Entries with figure data:
+ + + + + + +
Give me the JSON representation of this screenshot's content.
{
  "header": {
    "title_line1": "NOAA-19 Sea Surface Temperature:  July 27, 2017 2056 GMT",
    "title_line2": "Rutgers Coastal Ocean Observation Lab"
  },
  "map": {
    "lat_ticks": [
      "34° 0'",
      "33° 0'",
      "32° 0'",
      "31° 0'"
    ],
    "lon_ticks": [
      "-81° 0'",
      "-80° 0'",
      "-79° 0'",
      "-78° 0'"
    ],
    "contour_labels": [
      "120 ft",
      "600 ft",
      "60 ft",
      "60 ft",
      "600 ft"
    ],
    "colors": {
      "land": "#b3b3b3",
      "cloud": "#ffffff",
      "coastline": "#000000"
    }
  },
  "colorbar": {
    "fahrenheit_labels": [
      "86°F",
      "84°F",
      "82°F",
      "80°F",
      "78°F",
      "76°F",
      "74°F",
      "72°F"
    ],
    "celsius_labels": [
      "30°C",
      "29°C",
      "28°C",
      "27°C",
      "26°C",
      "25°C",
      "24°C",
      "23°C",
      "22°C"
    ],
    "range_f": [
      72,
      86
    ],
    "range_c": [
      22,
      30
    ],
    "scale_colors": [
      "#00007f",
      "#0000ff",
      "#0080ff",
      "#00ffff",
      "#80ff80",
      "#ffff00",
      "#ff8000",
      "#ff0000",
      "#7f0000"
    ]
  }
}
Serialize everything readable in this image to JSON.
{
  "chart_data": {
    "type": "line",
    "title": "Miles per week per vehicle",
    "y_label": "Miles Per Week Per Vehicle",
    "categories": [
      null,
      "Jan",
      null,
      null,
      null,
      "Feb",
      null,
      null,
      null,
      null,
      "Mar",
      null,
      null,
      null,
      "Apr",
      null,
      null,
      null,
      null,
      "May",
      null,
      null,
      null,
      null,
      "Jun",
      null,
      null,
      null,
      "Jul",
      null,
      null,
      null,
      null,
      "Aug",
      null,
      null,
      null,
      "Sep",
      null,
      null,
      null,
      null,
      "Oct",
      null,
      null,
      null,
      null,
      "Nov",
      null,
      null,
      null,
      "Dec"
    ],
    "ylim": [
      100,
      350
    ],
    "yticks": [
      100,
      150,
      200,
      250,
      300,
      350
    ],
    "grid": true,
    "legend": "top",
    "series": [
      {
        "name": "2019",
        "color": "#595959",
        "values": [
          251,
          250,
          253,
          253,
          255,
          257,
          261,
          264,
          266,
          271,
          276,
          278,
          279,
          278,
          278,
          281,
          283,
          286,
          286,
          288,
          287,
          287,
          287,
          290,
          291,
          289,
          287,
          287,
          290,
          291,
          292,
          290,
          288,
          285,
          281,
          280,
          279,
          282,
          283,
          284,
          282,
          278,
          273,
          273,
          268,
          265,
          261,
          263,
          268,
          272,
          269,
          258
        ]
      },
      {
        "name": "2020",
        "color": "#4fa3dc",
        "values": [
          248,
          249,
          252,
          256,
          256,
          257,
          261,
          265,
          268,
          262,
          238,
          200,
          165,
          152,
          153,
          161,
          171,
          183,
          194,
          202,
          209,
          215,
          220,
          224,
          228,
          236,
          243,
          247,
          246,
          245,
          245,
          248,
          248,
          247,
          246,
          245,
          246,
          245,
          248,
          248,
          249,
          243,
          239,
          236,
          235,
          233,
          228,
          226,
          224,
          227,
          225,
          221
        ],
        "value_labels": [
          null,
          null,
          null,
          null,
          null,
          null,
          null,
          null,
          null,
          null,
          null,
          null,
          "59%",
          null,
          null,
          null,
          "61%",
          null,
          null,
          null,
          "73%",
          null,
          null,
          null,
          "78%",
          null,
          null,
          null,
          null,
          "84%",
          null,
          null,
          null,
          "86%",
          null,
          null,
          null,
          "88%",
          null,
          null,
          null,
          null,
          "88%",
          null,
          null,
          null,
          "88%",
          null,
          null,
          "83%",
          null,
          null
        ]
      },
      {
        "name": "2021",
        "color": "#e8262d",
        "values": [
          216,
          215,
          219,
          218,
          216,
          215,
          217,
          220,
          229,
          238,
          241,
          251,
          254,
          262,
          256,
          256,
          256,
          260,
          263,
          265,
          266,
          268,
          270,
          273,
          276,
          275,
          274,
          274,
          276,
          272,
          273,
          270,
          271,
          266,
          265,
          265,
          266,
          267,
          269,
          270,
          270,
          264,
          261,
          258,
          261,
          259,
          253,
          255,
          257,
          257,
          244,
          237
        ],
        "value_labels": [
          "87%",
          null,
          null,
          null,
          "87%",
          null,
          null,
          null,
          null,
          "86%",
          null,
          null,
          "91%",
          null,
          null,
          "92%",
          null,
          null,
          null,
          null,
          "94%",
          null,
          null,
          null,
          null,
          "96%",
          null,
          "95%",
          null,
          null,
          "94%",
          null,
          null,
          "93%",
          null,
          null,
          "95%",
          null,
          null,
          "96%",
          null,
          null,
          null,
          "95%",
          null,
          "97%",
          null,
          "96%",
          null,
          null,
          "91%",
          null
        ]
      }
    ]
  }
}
+ + + + + + +
**GIVEN EXERCISE**
Extract the data exactly as given.

**ANSWER TO THIS TASK**
Give me the JSON representation of this screenshot's content.
{
  "header": {
    "title_line1": "NOAA-19 Sea Surface Temperature:  July 27, 2017 2056 GMT",
    "title_line2": "Rutgers Coastal Ocean Observation Lab"
  },
  "map": {
    "lat_ticks": [
      "34° 0'",
      "33° 0'",
      "32° 0'",
      "31° 0'"
    ],
    "lon_ticks": [
      "-81° 0'",
      "-80° 0'",
      "-79° 0'",
      "-78° 0'"
    ],
    "contour_labels": [
      "120 ft",
      "600 ft",
      "60 ft",
      "60 ft",
      "600 ft"
    ],
    "colors": {
      "land": "#b3b3b3",
      "cloud": "#ffffff",
      "coastline": "#000000"
    }
  },
  "colorbar": {
    "fahrenheit_labels": [
      "86°F",
      "84°F",
      "82°F",
      "80°F",
      "78°F",
      "76°F",
      "74°F",
      "72°F"
    ],
    "celsius_labels": [
      "30°C",
      "29°C",
      "28°C",
      "27°C",
      "26°C",
      "25°C",
      "24°C",
      "23°C",
      "22°C"
    ],
    "range_f": [
      72,
      86
    ],
    "range_c": [
      22,
      30
    ],
    "scale_colors": [
      "#00007f",
      "#0000ff",
      "#0080ff",
      "#00ffff",
      "#80ff80",
      "#ffff00",
      "#ff8000",
      "#ff0000",
      "#7f0000"
    ]
  }
}
Serialize everything readable in this image to JSON.
{
  "chart_data": {
    "type": "line",
    "title": "Miles per week per vehicle",
    "y_label": "Miles Per Week Per Vehicle",
    "categories": [
      null,
      "Jan",
      null,
      null,
      null,
      "Feb",
      null,
      null,
      null,
      null,
      "Mar",
      null,
      null,
      null,
      "Apr",
      null,
      null,
      null,
      null,
      "May",
      null,
      null,
      null,
      null,
      "Jun",
      null,
      null,
      null,
      "Jul",
      null,
      null,
      null,
      null,
      "Aug",
      null,
      null,
      null,
      "Sep",
      null,
      null,
      null,
      null,
      "Oct",
      null,
      null,
      null,
      null,
      "Nov",
      null,
      null,
      null,
      "Dec"
    ],
    "ylim": [
      100,
      350
    ],
    "yticks": [
      100,
      150,
      200,
      250,
      300,
      350
    ],
    "grid": true,
    "legend": "top",
    "series": [
      {
        "name": "2019",
        "color": "#595959",
        "values": [
          251,
          250,
          253,
          253,
          255,
          257,
          261,
          264,
          266,
          271,
          276,
          278,
          279,
          278,
          278,
          281,
          283,
          286,
          286,
          288,
          287,
          287,
          287,
          290,
          291,
          289,
          287,
          287,
          290,
          291,
          292,
          290,
          288,
          285,
          281,
          280,
          279,
          282,
          283,
          284,
          282,
          278,
          273,
          273,
          268,
          265,
          261,
          263,
          268,
          272,
          269,
          258
        ]
      },
      {
        "name": "2020",
        "color": "#4fa3dc",
        "values": [
          248,
          249,
          252,
          256,
          256,
          257,
          261,
          265,
          268,
          262,
          238,
          200,
          165,
          152,
          153,
          161,
          171,
          183,
          194,
          202,
          209,
          215,
          220,
          224,
          228,
          236,
          243,
          247,
          246,
          245,
          245,
          248,
          248,
          247,
          246,
          245,
          246,
          245,
          248,
          248,
          249,
          243,
          239,
          236,
          235,
          233,
          228,
          226,
          224,
          227,
          225,
          221
        ],
        "value_labels": [
          null,
          null,
          null,
          null,
          null,
          null,
          null,
          null,
          null,
          null,
          null,
          null,
          "59%",
          null,
          null,
          null,
          "61%",
          null,
          null,
          null,
          "73%",
          null,
          null,
          null,
          "78%",
          null,
          null,
          null,
          null,
          "84%",
          null,
          null,
          null,
          "86%",
          null,
          null,
          null,
          "88%",
          null,
          null,
          null,
          null,
          "88%",
          null,
          null,
          null,
          "88%",
          null,
          null,
          "83%",
          null,
          null
        ]
      },
      {
        "name": "2021",
        "color": "#e8262d",
        "values": [
          216,
          215,
          219,
          218,
          216,
          215,
          217,
          220,
          229,
          238,
          241,
          251,
          254,
          262,
          256,
          256,
          256,
          260,
          263,
          265,
          266,
          268,
          270,
          273,
          276,
          275,
          274,
          274,
          276,
          272,
          273,
          270,
          271,
          266,
          265,
          265,
          266,
          267,
          269,
          270,
          270,
          264,
          261,
          258,
          261,
          259,
          253,
          255,
          257,
          257,
          244,
          237
        ],
        "value_labels": [
          "87%",
          null,
          null,
          null,
          "87%",
          null,
          null,
          null,
          null,
          "86%",
          null,
          null,
          "91%",
          null,
          null,
          "92%",
          null,
          null,
          null,
          null,
          "94%",
          null,
          null,
          null,
          null,
          "96%",
          null,
          "95%",
          null,
          null,
          "94%",
          null,
          null,
          "93%",
          null,
          null,
          "95%",
          null,
          null,
          "96%",
          null,
          null,
          null,
          "95%",
          null,
          "97%",
          null,
          "96%",
          null,
          null,
          "91%",
          null
        ]
      }
    ]
  }
}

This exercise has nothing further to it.